Data provided:

- - -

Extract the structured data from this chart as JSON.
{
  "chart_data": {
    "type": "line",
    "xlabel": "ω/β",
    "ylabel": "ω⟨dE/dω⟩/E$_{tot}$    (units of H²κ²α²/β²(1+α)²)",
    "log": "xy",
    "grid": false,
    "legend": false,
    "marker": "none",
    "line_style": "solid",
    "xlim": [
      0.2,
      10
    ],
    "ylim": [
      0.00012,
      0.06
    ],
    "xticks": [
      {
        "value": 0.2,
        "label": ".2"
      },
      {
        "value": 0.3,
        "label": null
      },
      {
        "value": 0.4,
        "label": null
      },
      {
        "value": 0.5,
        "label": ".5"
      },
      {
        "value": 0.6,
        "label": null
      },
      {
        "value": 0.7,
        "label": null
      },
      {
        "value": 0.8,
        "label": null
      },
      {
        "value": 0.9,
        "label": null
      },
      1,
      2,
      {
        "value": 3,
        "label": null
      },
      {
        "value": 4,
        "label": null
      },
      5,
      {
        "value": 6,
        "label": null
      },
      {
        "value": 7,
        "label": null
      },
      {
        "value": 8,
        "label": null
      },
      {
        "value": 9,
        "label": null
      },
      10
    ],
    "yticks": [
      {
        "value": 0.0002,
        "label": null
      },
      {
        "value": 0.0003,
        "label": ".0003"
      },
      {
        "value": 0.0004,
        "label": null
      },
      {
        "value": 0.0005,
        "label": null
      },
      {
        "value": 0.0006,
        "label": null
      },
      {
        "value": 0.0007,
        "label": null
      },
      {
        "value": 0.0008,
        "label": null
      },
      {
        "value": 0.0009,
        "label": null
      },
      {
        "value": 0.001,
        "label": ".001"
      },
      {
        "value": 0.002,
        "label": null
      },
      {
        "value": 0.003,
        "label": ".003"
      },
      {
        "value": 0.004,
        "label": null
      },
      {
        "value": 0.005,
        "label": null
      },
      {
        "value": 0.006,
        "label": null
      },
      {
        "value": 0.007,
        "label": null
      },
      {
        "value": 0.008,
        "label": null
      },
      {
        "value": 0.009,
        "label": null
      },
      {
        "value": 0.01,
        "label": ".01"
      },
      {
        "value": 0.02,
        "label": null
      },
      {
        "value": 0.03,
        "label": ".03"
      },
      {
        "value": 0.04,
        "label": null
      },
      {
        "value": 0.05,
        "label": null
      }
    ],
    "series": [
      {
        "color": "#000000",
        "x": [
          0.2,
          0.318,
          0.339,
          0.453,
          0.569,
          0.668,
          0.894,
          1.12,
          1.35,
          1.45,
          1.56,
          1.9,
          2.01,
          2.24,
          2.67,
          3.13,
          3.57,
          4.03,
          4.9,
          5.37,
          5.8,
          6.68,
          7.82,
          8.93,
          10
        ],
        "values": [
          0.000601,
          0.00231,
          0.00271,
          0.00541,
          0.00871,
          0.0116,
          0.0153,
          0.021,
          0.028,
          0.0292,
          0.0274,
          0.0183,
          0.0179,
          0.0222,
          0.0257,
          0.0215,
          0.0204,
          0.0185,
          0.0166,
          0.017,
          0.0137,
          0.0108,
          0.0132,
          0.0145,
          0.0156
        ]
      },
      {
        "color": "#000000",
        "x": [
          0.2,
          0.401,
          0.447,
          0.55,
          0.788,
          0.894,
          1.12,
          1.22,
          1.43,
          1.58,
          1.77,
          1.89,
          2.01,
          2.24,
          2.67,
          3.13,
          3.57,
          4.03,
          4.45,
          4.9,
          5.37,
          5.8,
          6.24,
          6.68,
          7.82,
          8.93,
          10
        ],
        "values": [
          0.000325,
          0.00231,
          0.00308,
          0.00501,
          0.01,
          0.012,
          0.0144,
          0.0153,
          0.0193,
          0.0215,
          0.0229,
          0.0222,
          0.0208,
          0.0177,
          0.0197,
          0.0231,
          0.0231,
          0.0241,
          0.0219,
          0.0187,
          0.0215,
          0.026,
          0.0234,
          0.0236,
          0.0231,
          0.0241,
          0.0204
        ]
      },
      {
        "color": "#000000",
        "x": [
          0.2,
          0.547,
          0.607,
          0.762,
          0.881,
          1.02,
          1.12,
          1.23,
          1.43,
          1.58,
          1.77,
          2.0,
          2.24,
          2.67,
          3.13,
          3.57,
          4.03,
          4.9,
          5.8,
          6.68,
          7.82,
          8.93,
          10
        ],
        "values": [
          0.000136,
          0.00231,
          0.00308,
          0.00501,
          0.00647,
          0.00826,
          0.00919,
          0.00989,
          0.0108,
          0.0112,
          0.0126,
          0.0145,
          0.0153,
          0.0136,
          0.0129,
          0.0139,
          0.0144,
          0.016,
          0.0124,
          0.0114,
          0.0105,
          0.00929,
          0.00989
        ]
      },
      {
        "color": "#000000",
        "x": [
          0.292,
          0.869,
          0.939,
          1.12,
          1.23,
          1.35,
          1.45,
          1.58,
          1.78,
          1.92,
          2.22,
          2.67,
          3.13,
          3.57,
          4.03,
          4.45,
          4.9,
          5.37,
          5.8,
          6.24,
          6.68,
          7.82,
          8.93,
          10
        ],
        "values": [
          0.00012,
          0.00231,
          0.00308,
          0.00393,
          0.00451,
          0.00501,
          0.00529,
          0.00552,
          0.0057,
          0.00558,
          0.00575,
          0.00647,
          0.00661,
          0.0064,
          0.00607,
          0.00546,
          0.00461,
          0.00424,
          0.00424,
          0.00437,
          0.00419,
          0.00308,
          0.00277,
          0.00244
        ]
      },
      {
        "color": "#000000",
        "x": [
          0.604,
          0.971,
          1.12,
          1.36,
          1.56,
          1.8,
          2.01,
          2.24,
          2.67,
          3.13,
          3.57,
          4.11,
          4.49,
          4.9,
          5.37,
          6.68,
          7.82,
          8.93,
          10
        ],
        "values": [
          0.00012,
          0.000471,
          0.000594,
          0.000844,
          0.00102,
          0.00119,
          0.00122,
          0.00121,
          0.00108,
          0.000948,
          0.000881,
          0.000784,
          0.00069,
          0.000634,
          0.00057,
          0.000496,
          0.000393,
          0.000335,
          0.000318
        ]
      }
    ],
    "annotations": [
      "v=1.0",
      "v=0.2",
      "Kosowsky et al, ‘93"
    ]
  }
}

- - -

Return the listing above in its exact form.

Output of the exercise:
Extract the structured data from this chart as JSON.
{
  "chart_data": {
    "type": "line",
    "xlabel": "ω/β",
    "ylabel": "ω⟨dE/dω⟩/E$_{tot}$    (units of H²κ²α²/β²(1+α)²)",
    "log": "xy",
    "grid": false,
    "legend": false,
    "marker": "none",
    "line_style": "solid",
    "xlim": [
      0.2,
      10
    ],
    "ylim": [
      0.00012,
      0.06
    ],
    "xticks": [
      {
        "value": 0.2,
        "label": ".2"
      },
      {
        "value": 0.3,
        "label": null
      },
      {
        "value": 0.4,
        "label": null
      },
      {
        "value": 0.5,
        "label": ".5"
      },
      {
        "value": 0.6,
        "label": null
      },
      {
        "value": 0.7,
        "label": null
      },
      {
        "value": 0.8,
        "label": null
      },
      {
        "value": 0.9,
        "label": null
      },
      1,
      2,
      {
        "value": 3,
        "label": null
      },
      {
        "value": 4,
        "label": null
      },
      5,
      {
        "value": 6,
        "label": null
      },
      {
        "value": 7,
        "label": null
      },
      {
        "value": 8,
        "label": null
      },
      {
        "value": 9,
        "label": null
      },
      10
    ],
    "yticks": [
      {
        "value": 0.0002,
        "label": null
      },
      {
        "value": 0.0003,
        "label": ".0003"
      },
      {
        "value": 0.0004,
        "label": null
      },
      {
        "value": 0.0005,
        "label": null
      },
      {
        "value": 0.0006,
        "label": null
      },
      {
        "value": 0.0007,
        "label": null
      },
      {
        "value": 0.0008,
        "label": null
      },
      {
        "value": 0.0009,
        "label": null
      },
      {
        "value": 0.001,
        "label": ".001"
      },
      {
        "value": 0.002,
        "label": null
      },
      {
        "value": 0.003,
        "label": ".003"
      },
      {
        "value": 0.004,
        "label": null
      },
      {
        "value": 0.005,
        "label": null
      },
      {
        "value": 0.006,
        "label": null
      },
      {
        "value": 0.007,
        "label": null
      },
      {
        "value": 0.008,
        "label": null
      },
      {
        "value": 0.009,
        "label": null
      },
      {
        "value": 0.01,
        "label": ".01"
      },
      {
        "value": 0.02,
        "label": null
      },
      {
        "value": 0.03,
        "label": ".03"
      },
      {
        "value": 0.04,
        "label": null
      },
      {
        "value": 0.05,
        "label": null
      }
    ],
    "series": [
      {
        "color": "#000000",
        "x": [
          0.2,
          0.318,
          0.339,
          0.453,
          0.569,
          0.668,
          0.894,
          1.12,
          1.35,
          1.45,
          1.56,
          1.9,
          2.01,
          2.24,
          2.67,
          3.13,
          3.57,
          4.03,
          4.9,
          5.37,
          5.8,
          6.68,
          7.82,
          8.93,
          10
        ],
        "values": [
          0.000601,
          0.00231,
          0.00271,
          0.00541,
          0.00871,
          0.0116,
          0.0153,
          0.021,
          0.028,
          0.0292,
          0.0274,
          0.0183,
          0.0179,
          0.0222,
          0.0257,
          0.0215,
          0.0204,
          0.0185,
          0.0166,
          0.017,
          0.0137,
          0.0108,
          0.0132,
          0.0145,
          0.0156
        ]
      },
      {
        "color": "#000000",
        "x": [
          0.2,
          0.401,
          0.447,
          0.55,
          0.788,
          0.894,
          1.12,
          1.22,
          1.43,
          1.58,
          1.77,
          1.89,
          2.01,
          2.24,
          2.67,
          3.13,
          3.57,
          4.03,
          4.45,
          4.9,
          5.37,
          5.8,
          6.24,
          6.68,
          7.82,
          8.93,
          10
        ],
        "values": [
          0.000325,
          0.00231,
          0.00308,
          0.00501,
          0.01,
          0.012,
          0.0144,
          0.0153,
          0.0193,
          0.0215,
          0.0229,
          0.0222,
          0.0208,
          0.0177,
          0.0197,
          0.0231,
          0.0231,
          0.0241,
          0.0219,
          0.0187,
          0.0215,
          0.026,
          0.0234,
          0.0236,
          0.0231,
          0.0241,
          0.0204
        ]
      },
      {
        "color": "#000000",
        "x": [
          0.2,
          0.547,
          0.607,
          0.762,
          0.881,
          1.02,
          1.12,
          1.23,
          1.43,
          1.58,
          1.77,
          2.0,
          2.24,
          2.67,
          3.13,
          3.57,
          4.03,
          4.9,
          5.8,
          6.68,
          7.82,
          8.93,
          10
        ],
        "values": [
          0.000136,
          0.00231,
          0.00308,
          0.00501,
          0.00647,
          0.00826,
          0.00919,
          0.00989,
          0.0108,
          0.0112,
          0.0126,
          0.0145,
          0.0153,
          0.0136,
          0.0129,
          0.0139,
          0.0144,
          0.016,
          0.0124,
          0.0114,
          0.0105,
          0.00929,
          0.00989
        ]
      },
      {
        "color": "#000000",
        "x": [
          0.292,
          0.869,
          0.939,
          1.12,
          1.23,
          1.35,
          1.45,
          1.58,
          1.78,
          1.92,
          2.22,
          2.67,
          3.13,
          3.57,
          4.03,
          4.45,
          4.9,
          5.37,
          5.8,
          6.24,
          6.68,
          7.82,
          8.93,
          10
        ],
        "values": [
          0.00012,
          0.00231,
          0.00308,
          0.00393,
          0.00451,
          0.00501,
          0.00529,
          0.00552,
          0.0057,
          0.00558,
          0.00575,
          0.00647,
          0.00661,
          0.0064,
          0.00607,
          0.00546,
          0.00461,
          0.00424,
          0.00424,
          0.00437,
          0.00419,
          0.00308,
          0.00277,
          0.00244
        ]
      },
      {
        "color": "#000000",
        "x": [
          0.604,
          0.971,
          1.12,
          1.36,
          1.56,
          1.8,
          2.01,
          2.24,
          2.67,
          3.13,
          3.57,
          4.11,
          4.49,
          4.9,
          5.37,
          6.68,
          7.82,
          8.93,
          10
        ],
        "values": [
          0.00012,
          0.000471,
          0.000594,
          0.000844,
          0.00102,
          0.00119,
          0.00122,
          0.00121,
          0.00108,
          0.000948,
          0.000881,
          0.000784,
          0.00069,
          0.000634,
          0.00057,
          0.000496,
          0.000393,
          0.000335,
          0.000318
        ]
      }
    ],
    "annotations": [
      "v=1.0",
      "v=0.2",
      "Kosowsky et al, ‘93"
    ]
  }
}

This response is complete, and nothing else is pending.